[Stored data entries]
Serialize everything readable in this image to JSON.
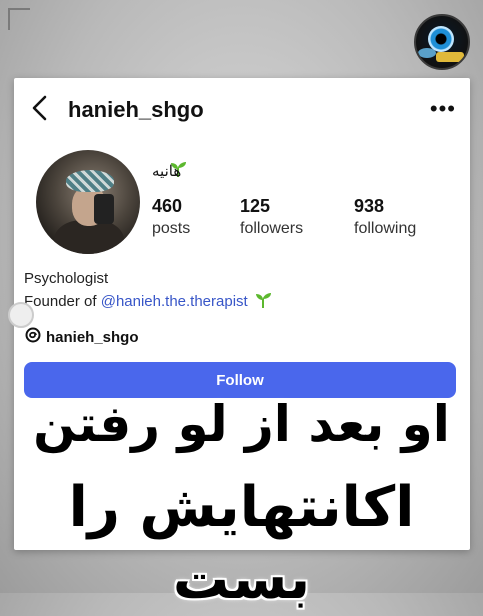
{
  "profile": {
    "username": "hanieh_shgo",
    "display_name": "هانیه",
    "stats": [
      {
        "value": "460",
        "label": "posts"
      },
      {
        "value": "125",
        "label": "followers"
      },
      {
        "value": "938",
        "label": "following"
      }
    ],
    "bio_line1": "Psychologist",
    "bio_line2_prefix": "Founder of ",
    "bio_link": "@hanieh.the.therapist",
    "threads_handle": "hanieh_shgo",
    "follow_label": "Follow"
  },
  "overlay": {
    "line1": "او بعد از لو رفتن",
    "line2": "اکانتهایش را بست"
  },
  "colors": {
    "follow_button": "#4a67ec",
    "link": "#3856c8",
    "sprout": "#5cb82e"
  },
  "icons": [
    "back-arrow-icon",
    "more-options-icon",
    "sprout-icon",
    "threads-icon",
    "channel-logo-icon"
  ]
}
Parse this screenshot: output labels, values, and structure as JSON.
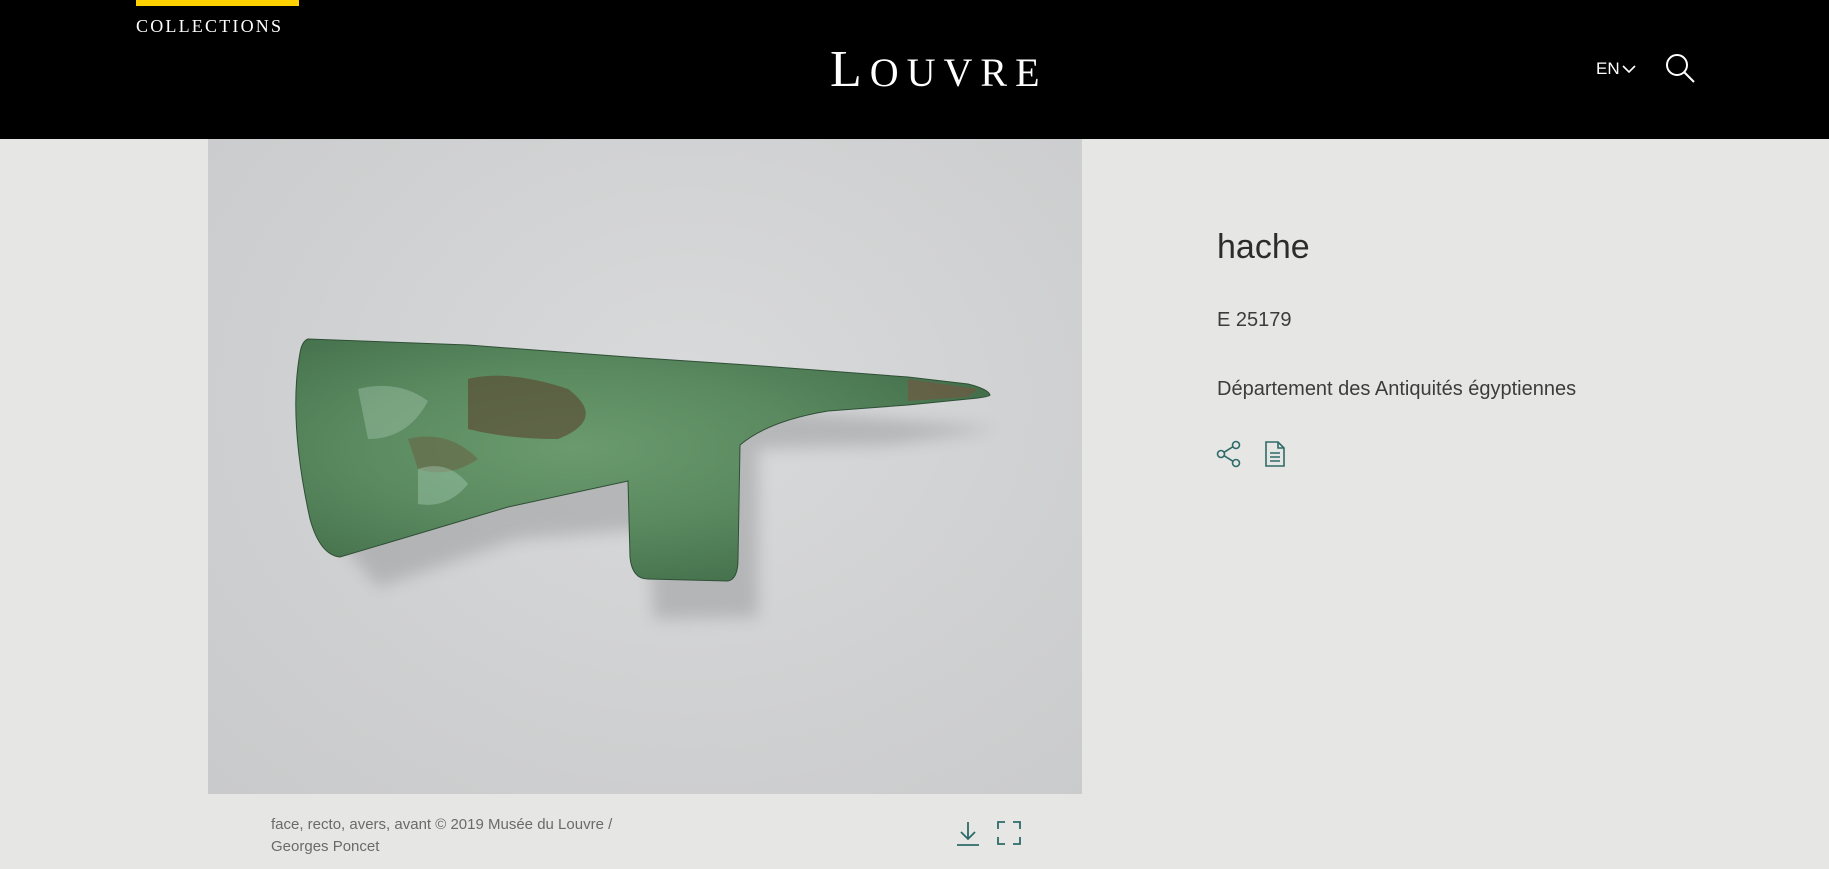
{
  "header": {
    "collections_label": "Collections",
    "logo_text_initial": "L",
    "logo_text_rest": "OUVRE",
    "language": "EN",
    "accent_color": "#ffd200"
  },
  "artwork": {
    "image_alt": "hache",
    "credit": "face, recto, avers, avant © 2019 Musée du Louvre / Georges Poncet"
  },
  "info": {
    "title": "hache",
    "inventory_number": "E 25179",
    "department": "Département des Antiquités égyptiennes"
  },
  "icons": {
    "lang": "chevron-down-icon",
    "search": "search-icon",
    "download": "download-icon",
    "fullscreen": "fullscreen-icon",
    "share": "share-icon",
    "notice": "document-icon",
    "icon_color": "#2e6b68"
  }
}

[Exercise task] Only the lines from the line bearing "Parse this screenshot: output" to the end of the listing above, both inclusive, should be extracted verbatim; the pictures are excluded.

[Result]
Parse this screenshot: output labels, values, and structure as JSON.
{
  "header": {
    "collections_label": "Collections",
    "logo_text_initial": "L",
    "logo_text_rest": "OUVRE",
    "language": "EN",
    "accent_color": "#ffd200"
  },
  "artwork": {
    "image_alt": "hache",
    "credit": "face, recto, avers, avant © 2019 Musée du Louvre / Georges Poncet"
  },
  "info": {
    "title": "hache",
    "inventory_number": "E 25179",
    "department": "Département des Antiquités égyptiennes"
  },
  "icons": {
    "lang": "chevron-down-icon",
    "search": "search-icon",
    "download": "download-icon",
    "fullscreen": "fullscreen-icon",
    "share": "share-icon",
    "notice": "document-icon",
    "icon_color": "#2e6b68"
  }
}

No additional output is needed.